— START OF DATA TO PROCESS —
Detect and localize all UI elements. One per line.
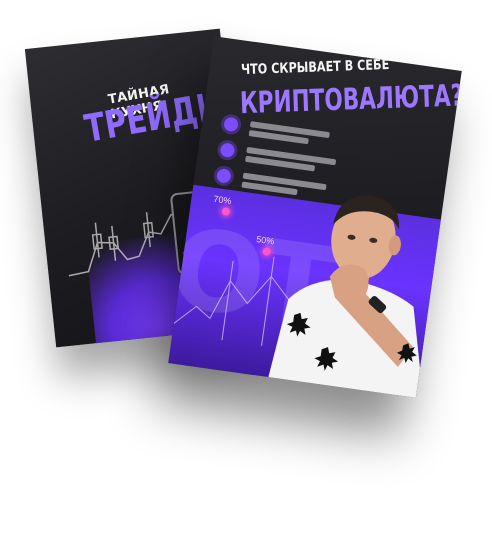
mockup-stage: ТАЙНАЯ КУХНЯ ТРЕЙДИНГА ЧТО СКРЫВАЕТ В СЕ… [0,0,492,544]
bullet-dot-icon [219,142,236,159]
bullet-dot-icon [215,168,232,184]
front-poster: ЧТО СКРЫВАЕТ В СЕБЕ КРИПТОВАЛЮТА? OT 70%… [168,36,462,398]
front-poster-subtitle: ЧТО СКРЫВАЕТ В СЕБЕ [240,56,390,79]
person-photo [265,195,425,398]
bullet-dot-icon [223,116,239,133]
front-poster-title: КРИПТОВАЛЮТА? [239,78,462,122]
— END OF DATA TO PROCESS —
— START OF DATA TO PROCESS —
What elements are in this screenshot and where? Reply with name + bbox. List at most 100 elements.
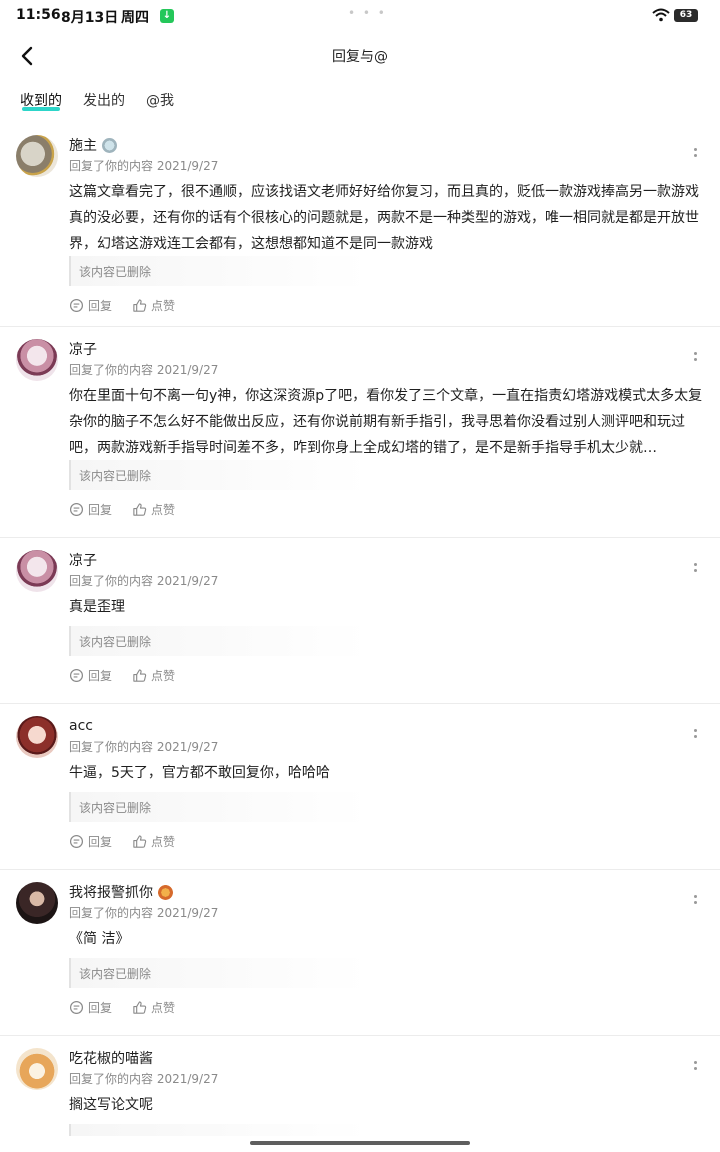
— END OF DATA TO PROCESS —
WRITTEN TASK
Copy the lines of the items from the one containing "Detect and localize" through the one containing "front-poster: ЧТО СКРЫВАЕТ", with both ends included and the picture left out.

SOLUTION TO THE EXERCISE
Detect and localize all UI elements. One per line.
mockup-stage: ТАЙНАЯ КУХНЯ ТРЕЙДИНГА ЧТО СКРЫВАЕТ В СЕ… [0,0,492,544]
bullet-dot-icon [219,142,236,159]
bullet-dot-icon [215,168,232,184]
front-poster: ЧТО СКРЫВАЕТ В СЕБЕ КРИПТОВАЛЮТА? OT 70%… [168,36,462,398]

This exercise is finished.